— Start Quoted text —

I am a student of business as much as a student of life. I am fascinated by what makes a good business great and no one has done more research on this topic than Jim Collins, the author of “Good to Great” and “Great by Choice

Recently I have been studying Collin’s concept of the Flywheel effect. A series of steps that when implemented consistently and relentlessly create a cycle of momentum that slowly but steadily moves a company, organisation or person towards greatness. I put my thoughts on the Flywheel Effect and how it applies to Lean Transformation down in a previous post.

good-to-great-flywheel-effect.png

The Flywheel Effect – Jim Collins, ‘Good to Great’

Last Sunday morning, while making a cup of tea after my early morning yoga session (Yoga with Adriene), I realised that there was no reason I couldn’t apply the Flywheel concept to my own personal health journey. In his new monograph “Turning the Flywheel”, Collins gives many examples of how the Flywheel Effect can be applied to different and varied organisational situations. In his podcast on the subject with Tim Ferriss, he also discussed his own personal Flywheel that drives his own business and life journey.

This of course led me to immediately considering what my own “health journey” Flywheel might look like.

What fascinates me about the Flywheel is how obvious it is once you start considering the possibilities. I’ve written posts before about how making progress is more important than seeing results and the research done by Collins and his team categorically proves this to be true, at least in terms of highly successful organisations. So why not for your average human journey? A key point of Collin’s research was that progress for these companies was incremental, there was no discernible breakthrough perceivable from inside the companies. To an outside observer however, the sudden change from a good performing company to a great one seemed like an inspired breakthrough. In reality, the breakthrough had been made most likely years earlier when the company had developed its “Hedgehog Concept”, which I discuss further below, and started turning the Flywheel.

What has become even clearer during my recent studies is how often we move towards the “Doom Loop” as Collin’s describes the process of jumping from fad to fad in the hopes of saving a deteriorating situation.

doom loop

The Doom Loop – Jim Collins ‘Good to Great’

I know that I’ve personally had some run ins with thinking that the latest eating or exercise trend will be the thing that catapults me into a successful journey towards better health and fitness. In every case, it hasn’t been long before I’ve ended back at the beginning, demotivated, frustrated and in some occasions worse off.

The beauty of the Flywheel effect is that with each turn of the Flywheel, incremental progress is made, that builds motivation and momentum to continue turning the wheel.

Both Leo Babatua of Zen Habits and James Clear, author of “Atomic Habits” have identified the effectiveness of making small, almost infinitesimal changes when building new habits. Through personal experimentation they have built their own Flywheels over a long period of time, resulting today in what appears to be sudden greatness. In Babauta’s case you just have to look at his blog archives to see not only where he started, but how long it took him to get to where he is today as one of the icons of intentional living. Habit by habit, incremental change by incremental change he transformed his health, his finances and his overall life in the direction he wanted it to go.

— End Quoted text —

• Exercise instructions:
- A) Transcribe the passage of the Flywheel Effect post starting at "good-to-great-flywheel-effect.png" and ending at "might look like.".
- B) Repeat the records word for word, starting at the beginning of the records and ending at the line that contains "Where are 26", leaving the pictures out.
The records have no connection to the post about the Flywheel Effect.

— Start Listed entries —

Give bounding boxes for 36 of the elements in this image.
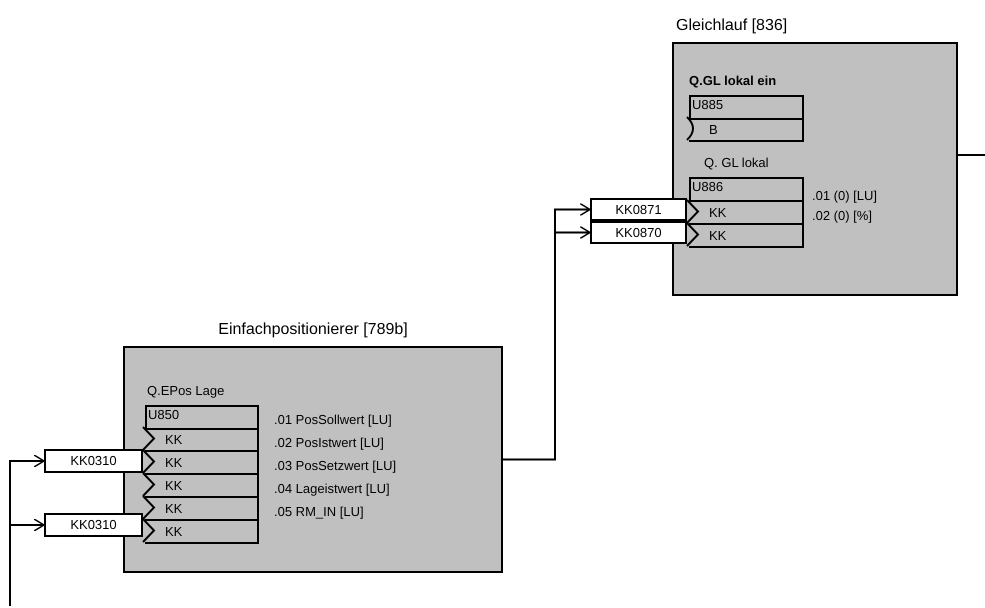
binector-input-row — [689, 119, 804, 142]
signal-type: KK — [165, 501, 182, 517]
signal-source-box — [590, 221, 687, 244]
signal-type: KK — [709, 205, 726, 221]
signal-name: KK0310 — [69, 453, 118, 469]
connector-input-row — [145, 498, 259, 521]
parameter-number: U886 — [689, 177, 804, 202]
signal-type: B — [709, 122, 718, 138]
block-title: Gleichlauf [836] — [676, 18, 788, 34]
signal-type: KK — [709, 228, 726, 244]
output-label: .01 PosSollwert [LU] — [274, 412, 392, 428]
signal-name: KK0871 — [614, 202, 663, 218]
connector-input-row — [145, 475, 259, 498]
connector-arrow — [9, 518, 45, 607]
parameter-number: U850 — [145, 405, 259, 430]
block-title: Einfachpositionierer [789b] — [217, 322, 409, 338]
parameter-title: Q.EPos Lage — [147, 383, 224, 399]
signal-type: KK — [165, 524, 182, 540]
signal-type: KK — [165, 432, 182, 448]
signal-type: KK — [165, 478, 182, 494]
signal-source-box — [44, 513, 143, 537]
connector-input-row — [145, 429, 259, 452]
parameter-title: Q.GL lokal ein — [689, 73, 776, 89]
parameter-title: Q. GL lokal — [704, 155, 769, 171]
signal-name: KK0310 — [69, 517, 118, 533]
signal-source-box — [590, 198, 687, 221]
output-label: .04 Lageistwert [LU] — [274, 481, 390, 497]
signal-type: KK — [165, 455, 182, 471]
output-label: .01 (0) [LU] — [812, 188, 878, 204]
output-label: .02 (0) [%] — [812, 208, 872, 224]
signal-name: KK0870 — [614, 225, 663, 241]
parameter-number: U885 — [689, 95, 804, 120]
signal-source-box — [44, 449, 143, 473]
output-label: .02 PosIstwert [LU] — [274, 435, 384, 451]
output-label: .05 RM_IN [LU] — [274, 504, 364, 520]
output-label: .03 PosSetzwert [LU] — [274, 458, 396, 474]
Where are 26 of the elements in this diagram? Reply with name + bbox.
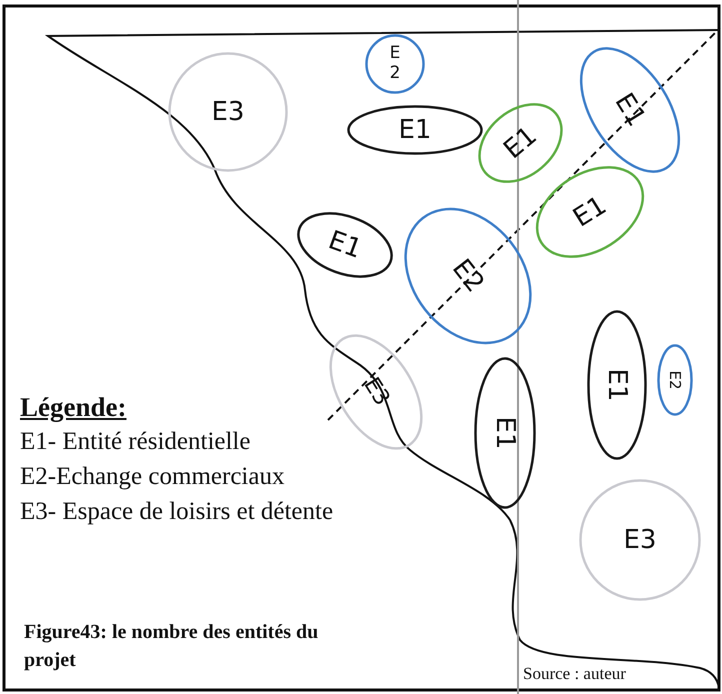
- zone-label: E2: [389, 44, 401, 84]
- legend-entry: E1- Entité résidentielle: [20, 428, 250, 456]
- ellipse-zone: [587, 310, 647, 460]
- zone-label: E1: [325, 227, 365, 263]
- zone-label: E3: [212, 99, 244, 125]
- source-note: Source : auteur: [523, 664, 626, 684]
- ellipse-zone: [474, 357, 536, 509]
- zone-label: E2: [448, 255, 488, 297]
- zone-label: E3: [624, 527, 656, 553]
- zone-label: E3: [359, 374, 393, 410]
- legend-entry: E3- Espace de loisirs et détente: [20, 498, 334, 526]
- circle-zone: [168, 52, 288, 172]
- figure-caption: Figure43: le nombre des entités du projet: [24, 620, 320, 673]
- zone-label: E1: [569, 192, 611, 232]
- zone-label: E2: [668, 370, 682, 390]
- zone-label: E1: [604, 368, 630, 402]
- circle-zone: [365, 34, 425, 94]
- zone-label: E1: [499, 122, 541, 164]
- zone-label: E1: [610, 89, 650, 131]
- legend-heading: Légende:: [20, 392, 126, 423]
- circle-zone: [579, 479, 701, 601]
- zone-label: E1: [492, 416, 518, 450]
- ellipse-zone: [347, 105, 483, 155]
- zone-label: E1: [398, 117, 432, 143]
- ellipse-zone: [657, 344, 693, 416]
- legend-entry: E2-Echange commerciaux: [20, 463, 284, 491]
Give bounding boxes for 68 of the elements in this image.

— End Listed entries —

• Expected responses:
- A)
good-to-great-flywheel-effect.png

The Flywheel Effect – Jim Collins, ‘Good to Great’

Last Sunday morning, while making a cup of tea after my early morning yoga session (Yoga with Adriene), I realised that there was no reason I couldn’t apply the Flywheel concept to my own personal health journey. In his new monograph “Turning the Flywheel”, Collins gives many examples of how the Flywheel Effect can be applied to different and varied organisational situations. In his podcast on the subject with Tim Ferriss, he also discussed his own personal Flywheel that drives his own business and life journey.

This of course led me to immediately considering what my own “health journey” Flywheel might look like.

- B)
Give bounding boxes for 36 of the elements in this image.
binector-input-row — [689, 119, 804, 142]
signal-type: KK — [165, 501, 182, 517]
signal-source-box — [590, 221, 687, 244]
signal-type: KK — [709, 205, 726, 221]
signal-name: KK0310 — [69, 453, 118, 469]
connector-input-row — [145, 498, 259, 521]
parameter-number: U886 — [689, 177, 804, 202]
signal-type: B — [709, 122, 718, 138]
block-title: Gleichlauf [836] — [676, 18, 788, 34]
signal-type: KK — [709, 228, 726, 244]
output-label: .01 PosSollwert [LU] — [274, 412, 392, 428]
signal-name: KK0871 — [614, 202, 663, 218]
connector-input-row — [145, 475, 259, 498]
connector-arrow — [9, 518, 45, 607]
parameter-number: U850 — [145, 405, 259, 430]
block-title: Einfachpositionierer [789b] — [217, 322, 409, 338]
parameter-title: Q.EPos Lage — [147, 383, 224, 399]
signal-type: KK — [165, 524, 182, 540]
signal-type: KK — [165, 432, 182, 448]
signal-type: KK — [165, 478, 182, 494]
signal-source-box — [44, 513, 143, 537]
connector-input-row — [145, 429, 259, 452]
parameter-title: Q.GL lokal ein — [689, 73, 776, 89]
parameter-title: Q. GL lokal — [704, 155, 769, 171]
signal-name: KK0310 — [69, 517, 118, 533]
signal-source-box — [590, 198, 687, 221]
output-label: .04 Lageistwert [LU] — [274, 481, 390, 497]
signal-type: KK — [165, 455, 182, 471]
output-label: .01 (0) [LU] — [812, 188, 878, 204]
output-label: .02 (0) [%] — [812, 208, 872, 224]
signal-name: KK0870 — [614, 225, 663, 241]
parameter-number: U885 — [689, 95, 804, 120]
signal-source-box — [44, 449, 143, 473]
output-label: .02 PosIstwert [LU] — [274, 435, 384, 451]
output-label: .05 RM_IN [LU] — [274, 504, 364, 520]
output-label: .03 PosSetzwert [LU] — [274, 458, 396, 474]
Where are 26 of the elements in this diagram? Reply with name + bbox.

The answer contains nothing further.